→ **WRITTEN INSTRUCTION 1**
Put the rows below, from the first one through the line containing "x-tick-label: 201712 [2275,765,2362,791]", into a Markdown table with the columns Number and Content, leaving out any blank lines.

→ **TEXT**

# A couple of prototype pics



## Nevadablue (Nov 18, 2013)

Both of my wife's grandfathers in neat old pics. 










I'm going to build a G Scale replica of the station. The pic was taken at his gas station sometime in the '30s. 










We think this one was taken in about '83. Grandpa was about 83 then. Gotta make a figure of him too.


----------



## David Leech (Dec 9, 2008)

Do you know where the gas station was?
Great photo.
All the best,
David Leech, Delta, Canada


----------



## Nevadablue (Nov 18, 2013)

All we know about the station is that it was somewhere around Canton, Ohio.


----------



## Ray Dunakin (Jan 6, 2008)

Neat pics. I like that old truck.


----------



## pete (Jan 2, 2008)

Nice looking pictures. I live in canton ohio, don't know if I can help out or not the picture of the gas station looks to be out of the city. There use to be a gas station on rt42 between canton and Waynesburg as I remember that looked a little like it.

→ **WRITTEN INSTRUCTION 2**
In the thread above about the prototype pictures, recast the paragraph beginning "Nice looking pictures. I live in canton ohio" as a short bulleted list that keeps its main facts.

→ **SUPPLIED MATERIAL**
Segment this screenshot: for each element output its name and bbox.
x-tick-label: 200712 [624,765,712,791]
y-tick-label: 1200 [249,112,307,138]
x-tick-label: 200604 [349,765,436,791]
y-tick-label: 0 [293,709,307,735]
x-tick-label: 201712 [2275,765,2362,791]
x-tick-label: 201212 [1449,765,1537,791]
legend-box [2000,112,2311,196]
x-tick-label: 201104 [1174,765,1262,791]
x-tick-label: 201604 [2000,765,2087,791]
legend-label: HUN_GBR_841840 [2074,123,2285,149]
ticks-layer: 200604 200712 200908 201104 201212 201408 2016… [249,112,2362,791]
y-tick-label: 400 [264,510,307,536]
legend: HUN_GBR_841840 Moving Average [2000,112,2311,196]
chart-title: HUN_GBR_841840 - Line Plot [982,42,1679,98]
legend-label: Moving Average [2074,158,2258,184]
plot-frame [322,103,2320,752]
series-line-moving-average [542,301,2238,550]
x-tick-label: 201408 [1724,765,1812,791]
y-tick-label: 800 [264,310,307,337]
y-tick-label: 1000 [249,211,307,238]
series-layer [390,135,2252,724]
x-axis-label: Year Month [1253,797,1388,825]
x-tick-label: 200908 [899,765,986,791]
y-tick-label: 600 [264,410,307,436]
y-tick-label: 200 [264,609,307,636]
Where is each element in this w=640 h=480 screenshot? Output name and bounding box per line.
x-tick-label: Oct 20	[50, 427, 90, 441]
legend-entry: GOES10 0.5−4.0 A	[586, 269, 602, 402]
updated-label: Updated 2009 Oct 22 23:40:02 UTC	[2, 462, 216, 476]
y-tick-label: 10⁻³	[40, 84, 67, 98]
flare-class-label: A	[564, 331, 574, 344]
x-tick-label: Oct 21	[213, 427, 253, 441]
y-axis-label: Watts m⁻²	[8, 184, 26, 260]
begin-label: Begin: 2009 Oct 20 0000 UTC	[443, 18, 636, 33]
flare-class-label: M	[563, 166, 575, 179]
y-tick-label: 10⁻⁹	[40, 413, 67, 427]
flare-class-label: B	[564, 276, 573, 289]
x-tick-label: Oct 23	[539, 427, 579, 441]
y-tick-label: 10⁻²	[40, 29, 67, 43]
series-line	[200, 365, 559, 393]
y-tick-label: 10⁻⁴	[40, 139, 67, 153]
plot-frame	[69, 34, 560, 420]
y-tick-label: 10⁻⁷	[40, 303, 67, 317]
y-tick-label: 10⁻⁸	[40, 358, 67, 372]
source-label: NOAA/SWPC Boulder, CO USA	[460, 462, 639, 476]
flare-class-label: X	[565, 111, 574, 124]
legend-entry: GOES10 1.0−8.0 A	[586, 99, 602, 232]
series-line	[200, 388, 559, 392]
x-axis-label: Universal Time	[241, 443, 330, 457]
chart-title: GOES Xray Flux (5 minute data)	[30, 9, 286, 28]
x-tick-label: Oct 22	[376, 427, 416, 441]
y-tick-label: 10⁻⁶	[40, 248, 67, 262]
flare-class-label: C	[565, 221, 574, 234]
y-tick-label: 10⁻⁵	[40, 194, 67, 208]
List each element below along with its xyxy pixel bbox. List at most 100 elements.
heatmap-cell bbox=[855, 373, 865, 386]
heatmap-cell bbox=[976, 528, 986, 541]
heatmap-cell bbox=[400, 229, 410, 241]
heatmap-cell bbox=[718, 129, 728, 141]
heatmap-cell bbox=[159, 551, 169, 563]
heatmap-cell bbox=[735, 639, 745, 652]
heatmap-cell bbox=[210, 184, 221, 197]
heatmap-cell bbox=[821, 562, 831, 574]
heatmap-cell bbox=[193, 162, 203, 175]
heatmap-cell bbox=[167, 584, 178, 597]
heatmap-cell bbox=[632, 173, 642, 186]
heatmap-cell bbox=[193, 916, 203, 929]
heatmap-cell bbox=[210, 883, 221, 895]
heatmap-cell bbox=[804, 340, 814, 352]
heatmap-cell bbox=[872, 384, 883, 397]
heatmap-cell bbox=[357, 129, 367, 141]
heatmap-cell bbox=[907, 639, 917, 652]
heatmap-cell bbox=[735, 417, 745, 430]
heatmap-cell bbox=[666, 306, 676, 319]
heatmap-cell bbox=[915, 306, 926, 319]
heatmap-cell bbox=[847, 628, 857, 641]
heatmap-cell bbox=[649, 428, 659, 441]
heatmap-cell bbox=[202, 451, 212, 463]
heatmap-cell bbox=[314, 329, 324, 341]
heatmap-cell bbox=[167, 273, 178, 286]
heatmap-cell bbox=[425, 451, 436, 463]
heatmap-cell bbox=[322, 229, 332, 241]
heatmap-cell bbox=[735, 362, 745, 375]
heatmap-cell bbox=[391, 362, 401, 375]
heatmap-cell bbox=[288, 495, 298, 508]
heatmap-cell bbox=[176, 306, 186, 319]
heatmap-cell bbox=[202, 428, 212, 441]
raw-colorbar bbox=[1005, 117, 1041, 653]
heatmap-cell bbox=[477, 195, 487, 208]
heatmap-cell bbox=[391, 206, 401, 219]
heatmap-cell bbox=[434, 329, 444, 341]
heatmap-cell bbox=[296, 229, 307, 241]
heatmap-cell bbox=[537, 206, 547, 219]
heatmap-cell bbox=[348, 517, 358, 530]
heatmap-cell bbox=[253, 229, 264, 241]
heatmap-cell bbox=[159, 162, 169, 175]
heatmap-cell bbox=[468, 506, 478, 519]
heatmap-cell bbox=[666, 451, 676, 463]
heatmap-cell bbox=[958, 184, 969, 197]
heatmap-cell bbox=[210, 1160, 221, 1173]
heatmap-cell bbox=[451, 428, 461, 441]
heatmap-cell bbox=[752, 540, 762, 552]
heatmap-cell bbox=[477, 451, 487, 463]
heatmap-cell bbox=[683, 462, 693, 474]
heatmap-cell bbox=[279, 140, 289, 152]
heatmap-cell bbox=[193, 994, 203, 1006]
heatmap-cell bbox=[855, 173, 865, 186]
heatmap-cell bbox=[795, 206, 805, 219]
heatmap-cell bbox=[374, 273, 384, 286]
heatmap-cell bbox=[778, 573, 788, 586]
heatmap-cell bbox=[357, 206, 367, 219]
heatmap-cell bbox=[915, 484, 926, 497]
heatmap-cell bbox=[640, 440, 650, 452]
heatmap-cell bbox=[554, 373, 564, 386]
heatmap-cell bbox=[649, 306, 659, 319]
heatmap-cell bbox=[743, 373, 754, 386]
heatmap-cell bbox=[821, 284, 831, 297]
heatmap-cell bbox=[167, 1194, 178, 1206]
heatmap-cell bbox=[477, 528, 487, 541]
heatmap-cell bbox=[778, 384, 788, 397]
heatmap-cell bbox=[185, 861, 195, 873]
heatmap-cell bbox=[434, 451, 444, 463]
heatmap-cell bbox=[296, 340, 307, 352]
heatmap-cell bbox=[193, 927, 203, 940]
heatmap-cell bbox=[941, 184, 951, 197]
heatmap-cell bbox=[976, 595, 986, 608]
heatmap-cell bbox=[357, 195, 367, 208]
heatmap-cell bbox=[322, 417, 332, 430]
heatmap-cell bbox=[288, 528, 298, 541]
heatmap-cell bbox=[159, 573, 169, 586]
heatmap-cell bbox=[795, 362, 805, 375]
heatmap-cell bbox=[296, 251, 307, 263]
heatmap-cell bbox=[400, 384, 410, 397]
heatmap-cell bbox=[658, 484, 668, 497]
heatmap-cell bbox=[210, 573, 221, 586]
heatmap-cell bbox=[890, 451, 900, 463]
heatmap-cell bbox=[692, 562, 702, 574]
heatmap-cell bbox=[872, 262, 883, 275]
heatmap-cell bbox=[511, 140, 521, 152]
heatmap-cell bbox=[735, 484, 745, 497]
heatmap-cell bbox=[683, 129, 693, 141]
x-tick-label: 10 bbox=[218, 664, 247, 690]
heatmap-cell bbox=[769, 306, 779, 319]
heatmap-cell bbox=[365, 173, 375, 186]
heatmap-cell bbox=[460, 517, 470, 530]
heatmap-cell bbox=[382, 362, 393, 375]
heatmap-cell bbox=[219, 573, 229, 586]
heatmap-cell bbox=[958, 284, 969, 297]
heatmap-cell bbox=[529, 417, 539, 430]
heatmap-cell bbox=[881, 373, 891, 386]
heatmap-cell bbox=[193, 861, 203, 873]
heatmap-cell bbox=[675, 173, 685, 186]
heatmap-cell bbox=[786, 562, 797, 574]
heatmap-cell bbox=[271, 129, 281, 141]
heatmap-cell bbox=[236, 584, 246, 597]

→ **REPLY 1**
| Number | Content |
|---|---|
| 1 | Segment this screenshot: for each element output its name and bbox. |
| 2 | x-tick-label: 200712 [624,765,712,791] |
| 3 | y-tick-label: 1200 [249,112,307,138] |
| 4 | x-tick-label: 200604 [349,765,436,791] |
| 5 | y-tick-label: 0 [293,709,307,735] |
| 6 | x-tick-label: 201712 [2275,765,2362,791] |

→ **REPLY 2**
- The pictures look nice.
- The writer lives in Canton, Ohio, and isn't sure about being able to help.
- The gas station in the picture appears to be outside the city.
- The writer remembers a gas station that looked a little like it on Rt 42 between Canton and Waynesburg.